— START OF Input data —
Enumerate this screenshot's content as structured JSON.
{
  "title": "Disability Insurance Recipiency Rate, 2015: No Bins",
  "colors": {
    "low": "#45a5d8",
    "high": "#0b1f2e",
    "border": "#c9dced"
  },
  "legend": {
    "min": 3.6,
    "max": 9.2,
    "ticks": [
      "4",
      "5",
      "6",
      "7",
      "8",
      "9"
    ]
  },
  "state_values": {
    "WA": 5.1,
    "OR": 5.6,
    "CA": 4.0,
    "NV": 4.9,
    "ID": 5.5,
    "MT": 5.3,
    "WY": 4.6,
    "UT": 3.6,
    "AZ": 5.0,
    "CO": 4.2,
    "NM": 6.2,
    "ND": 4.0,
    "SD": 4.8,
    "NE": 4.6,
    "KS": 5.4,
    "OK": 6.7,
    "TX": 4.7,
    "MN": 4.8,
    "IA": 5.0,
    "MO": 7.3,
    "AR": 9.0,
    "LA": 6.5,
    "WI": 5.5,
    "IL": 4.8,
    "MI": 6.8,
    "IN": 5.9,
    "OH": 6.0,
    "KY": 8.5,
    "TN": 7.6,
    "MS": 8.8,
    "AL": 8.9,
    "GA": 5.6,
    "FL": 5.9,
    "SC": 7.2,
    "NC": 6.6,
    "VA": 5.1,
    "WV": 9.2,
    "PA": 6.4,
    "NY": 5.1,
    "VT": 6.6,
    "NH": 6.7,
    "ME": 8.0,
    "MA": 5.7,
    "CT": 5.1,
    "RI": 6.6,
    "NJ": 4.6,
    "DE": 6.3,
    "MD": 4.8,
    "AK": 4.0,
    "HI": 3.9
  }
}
— END OF Input data —
Stated task:
Word for word, write out all of the data above.

Expected output:
Enumerate this screenshot's content as structured JSON.
{
  "title": "Disability Insurance Recipiency Rate, 2015: No Bins",
  "colors": {
    "low": "#45a5d8",
    "high": "#0b1f2e",
    "border": "#c9dced"
  },
  "legend": {
    "min": 3.6,
    "max": 9.2,
    "ticks": [
      "4",
      "5",
      "6",
      "7",
      "8",
      "9"
    ]
  },
  "state_values": {
    "WA": 5.1,
    "OR": 5.6,
    "CA": 4.0,
    "NV": 4.9,
    "ID": 5.5,
    "MT": 5.3,
    "WY": 4.6,
    "UT": 3.6,
    "AZ": 5.0,
    "CO": 4.2,
    "NM": 6.2,
    "ND": 4.0,
    "SD": 4.8,
    "NE": 4.6,
    "KS": 5.4,
    "OK": 6.7,
    "TX": 4.7,
    "MN": 4.8,
    "IA": 5.0,
    "MO": 7.3,
    "AR": 9.0,
    "LA": 6.5,
    "WI": 5.5,
    "IL": 4.8,
    "MI": 6.8,
    "IN": 5.9,
    "OH": 6.0,
    "KY": 8.5,
    "TN": 7.6,
    "MS": 8.8,
    "AL": 8.9,
    "GA": 5.6,
    "FL": 5.9,
    "SC": 7.2,
    "NC": 6.6,
    "VA": 5.1,
    "WV": 9.2,
    "PA": 6.4,
    "NY": 5.1,
    "VT": 6.6,
    "NH": 6.7,
    "ME": 8.0,
    "MA": 5.7,
    "CT": 5.1,
    "RI": 6.6,
    "NJ": 4.6,
    "DE": 6.3,
    "MD": 4.8,
    "AK": 4.0,
    "HI": 3.9
  }
}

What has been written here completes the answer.